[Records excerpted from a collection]

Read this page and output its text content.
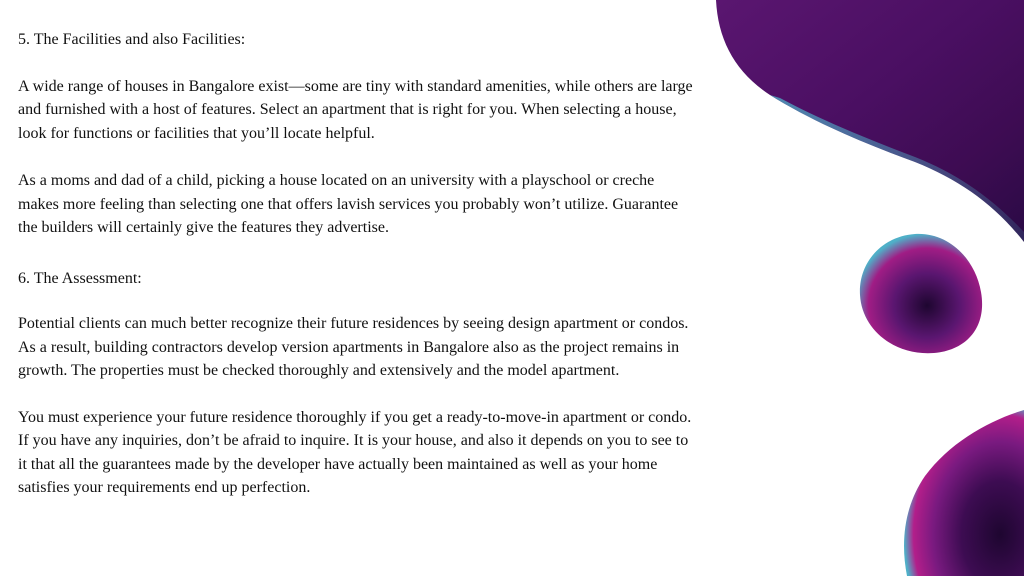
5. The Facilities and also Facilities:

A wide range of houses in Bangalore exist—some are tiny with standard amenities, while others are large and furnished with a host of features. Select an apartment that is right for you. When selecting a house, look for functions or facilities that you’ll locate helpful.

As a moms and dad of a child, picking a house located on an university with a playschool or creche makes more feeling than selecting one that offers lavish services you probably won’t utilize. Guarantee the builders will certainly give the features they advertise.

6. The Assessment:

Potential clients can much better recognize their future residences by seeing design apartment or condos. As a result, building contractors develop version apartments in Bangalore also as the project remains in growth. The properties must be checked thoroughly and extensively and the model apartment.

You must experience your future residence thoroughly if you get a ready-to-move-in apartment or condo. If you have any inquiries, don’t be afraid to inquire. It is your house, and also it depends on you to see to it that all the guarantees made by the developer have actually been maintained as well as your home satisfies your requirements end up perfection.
--
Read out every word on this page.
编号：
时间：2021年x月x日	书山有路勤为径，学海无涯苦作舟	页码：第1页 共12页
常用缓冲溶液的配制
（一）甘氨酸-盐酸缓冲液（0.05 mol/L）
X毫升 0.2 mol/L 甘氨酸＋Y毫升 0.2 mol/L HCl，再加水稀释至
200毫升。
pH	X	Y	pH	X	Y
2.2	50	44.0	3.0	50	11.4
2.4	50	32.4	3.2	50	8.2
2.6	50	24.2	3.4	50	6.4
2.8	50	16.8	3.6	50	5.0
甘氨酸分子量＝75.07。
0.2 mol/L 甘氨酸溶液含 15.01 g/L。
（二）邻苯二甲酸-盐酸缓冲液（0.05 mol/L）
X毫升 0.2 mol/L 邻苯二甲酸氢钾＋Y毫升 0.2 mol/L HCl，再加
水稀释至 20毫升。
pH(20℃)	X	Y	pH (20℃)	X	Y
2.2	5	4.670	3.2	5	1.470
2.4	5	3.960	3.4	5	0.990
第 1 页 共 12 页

▶ [Your objective]
Consider the entries above and return each line with the string "must".

▶ [Completed task]
Potential clients can much better recognize their future residences by seeing design apartment or condos. As a result, building contractors develop version apartments in Bangalore also as the project remains in growth. The properties must be checked thoroughly and extensively and the model apartment.
You must experience your future residence thoroughly if you get a ready-to-move-in apartment or condo. If you have any inquiries, don’t be afraid to inquire. It is your house, and also it depends on you to see to it that all the guarantees made by the developer have actually been maintained as well as your home satisfies your requirements end up perfection.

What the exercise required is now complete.